§ **Directive**
Quote the material below verbatim, keeping every line in its original order.

───── Record list

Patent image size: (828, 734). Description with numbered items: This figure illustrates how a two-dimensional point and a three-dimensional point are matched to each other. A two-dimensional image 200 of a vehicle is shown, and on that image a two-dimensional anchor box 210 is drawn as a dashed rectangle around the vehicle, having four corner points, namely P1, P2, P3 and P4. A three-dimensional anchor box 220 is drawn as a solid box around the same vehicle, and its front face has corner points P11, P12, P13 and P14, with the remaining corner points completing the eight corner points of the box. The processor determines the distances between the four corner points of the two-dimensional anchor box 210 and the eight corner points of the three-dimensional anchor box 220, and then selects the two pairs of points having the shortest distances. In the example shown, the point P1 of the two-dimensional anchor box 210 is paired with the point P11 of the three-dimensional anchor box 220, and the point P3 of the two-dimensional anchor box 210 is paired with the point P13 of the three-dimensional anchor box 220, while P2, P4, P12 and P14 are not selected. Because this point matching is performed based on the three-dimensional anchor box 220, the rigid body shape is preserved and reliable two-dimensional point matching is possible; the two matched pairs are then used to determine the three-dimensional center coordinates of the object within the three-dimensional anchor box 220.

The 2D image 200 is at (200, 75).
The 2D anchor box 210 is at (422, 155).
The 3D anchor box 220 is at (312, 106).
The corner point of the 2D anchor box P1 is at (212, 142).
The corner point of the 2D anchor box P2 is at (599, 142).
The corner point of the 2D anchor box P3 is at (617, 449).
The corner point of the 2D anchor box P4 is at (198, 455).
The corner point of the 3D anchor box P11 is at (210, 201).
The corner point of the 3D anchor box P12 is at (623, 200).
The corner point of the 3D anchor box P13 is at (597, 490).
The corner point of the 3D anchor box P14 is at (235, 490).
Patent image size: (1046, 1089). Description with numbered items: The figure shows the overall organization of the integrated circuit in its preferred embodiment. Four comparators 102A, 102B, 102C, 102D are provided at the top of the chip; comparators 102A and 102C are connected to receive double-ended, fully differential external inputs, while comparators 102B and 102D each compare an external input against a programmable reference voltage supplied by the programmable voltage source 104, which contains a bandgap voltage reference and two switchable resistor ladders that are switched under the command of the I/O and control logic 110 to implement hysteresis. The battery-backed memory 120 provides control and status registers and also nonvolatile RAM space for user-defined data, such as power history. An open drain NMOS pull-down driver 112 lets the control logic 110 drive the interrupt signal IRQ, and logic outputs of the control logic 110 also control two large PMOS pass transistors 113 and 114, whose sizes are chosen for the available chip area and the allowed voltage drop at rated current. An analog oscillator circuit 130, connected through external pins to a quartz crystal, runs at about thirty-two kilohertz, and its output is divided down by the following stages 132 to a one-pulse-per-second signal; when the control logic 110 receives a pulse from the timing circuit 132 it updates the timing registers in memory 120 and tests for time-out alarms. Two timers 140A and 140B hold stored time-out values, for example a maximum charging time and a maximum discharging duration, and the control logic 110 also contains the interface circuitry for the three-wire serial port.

──────────

§ **Reply**
Patent image size: (828, 734). Description with numbered items: This figure illustrates how a two-dimensional point and a three-dimensional point are matched to each other. A two-dimensional image 200 of a vehicle is shown, and on that image a two-dimensional anchor box 210 is drawn as a dashed rectangle around the vehicle, having four corner points, namely P1, P2, P3 and P4. A three-dimensional anchor box 220 is drawn as a solid box around the same vehicle, and its front face has corner points P11, P12, P13 and P14, with the remaining corner points completing the eight corner points of the box. The processor determines the distances between the four corner points of the two-dimensional anchor box 210 and the eight corner points of the three-dimensional anchor box 220, and then selects the two pairs of points having the shortest distances. In the example shown, the point P1 of the two-dimensional anchor box 210 is paired with the point P11 of the three-dimensional anchor box 220, and the point P3 of the two-dimensional anchor box 210 is paired with the point P13 of the three-dimensional anchor box 220, while P2, P4, P12 and P14 are not selected. Because this point matching is performed based on the three-dimensional anchor box 220, the rigid body shape is preserved and reliable two-dimensional point matching is possible; the two matched pairs are then used to determine the three-dimensional center coordinates of the object within the three-dimensional anchor box 220.

The 2D image 200 is at (200, 75).
The 2D anchor box 210 is at (422, 155).
The 3D anchor box 220 is at (312, 106).
The corner point of the 2D anchor box P1 is at (212, 142).
The corner point of the 2D anchor box P2 is at (599, 142).
The corner point of the 2D anchor box P3 is at (617, 449).
The corner point of the 2D anchor box P4 is at (198, 455).
The corner point of the 3D anchor box P11 is at (210, 201).
The corner point of the 3D anchor box P12 is at (623, 200).
The corner point of the 3D anchor box P13 is at (597, 490).
The corner point of the 3D anchor box P14 is at (235, 490).
Patent image size: (1046, 1089). Description with numbered items: The figure shows the overall organization of the integrated circuit in its preferred embodiment. Four comparators 102A, 102B, 102C, 102D are provided at the top of the chip; comparators 102A and 102C are connected to receive double-ended, fully differential external inputs, while comparators 102B and 102D each compare an external input against a programmable reference voltage supplied by the programmable voltage source 104, which contains a bandgap voltage reference and two switchable resistor ladders that are switched under the command of the I/O and control logic 110 to implement hysteresis. The battery-backed memory 120 provides control and status registers and also nonvolatile RAM space for user-defined data, such as power history. An open drain NMOS pull-down driver 112 lets the control logic 110 drive the interrupt signal IRQ, and logic outputs of the control logic 110 also control two large PMOS pass transistors 113 and 114, whose sizes are chosen for the available chip area and the allowed voltage drop at rated current. An analog oscillator circuit 130, connected through external pins to a quartz crystal, runs at about thirty-two kilohertz, and its output is divided down by the following stages 132 to a one-pulse-per-second signal; when the control logic 110 receives a pulse from the timing circuit 132 it updates the timing registers in memory 120 and tests for time-out alarms. Two timers 140A and 140B hold stored time-out values, for example a maximum charging time and a maximum discharging duration, and the control logic 110 also contains the interface circuitry for the three-wire serial port.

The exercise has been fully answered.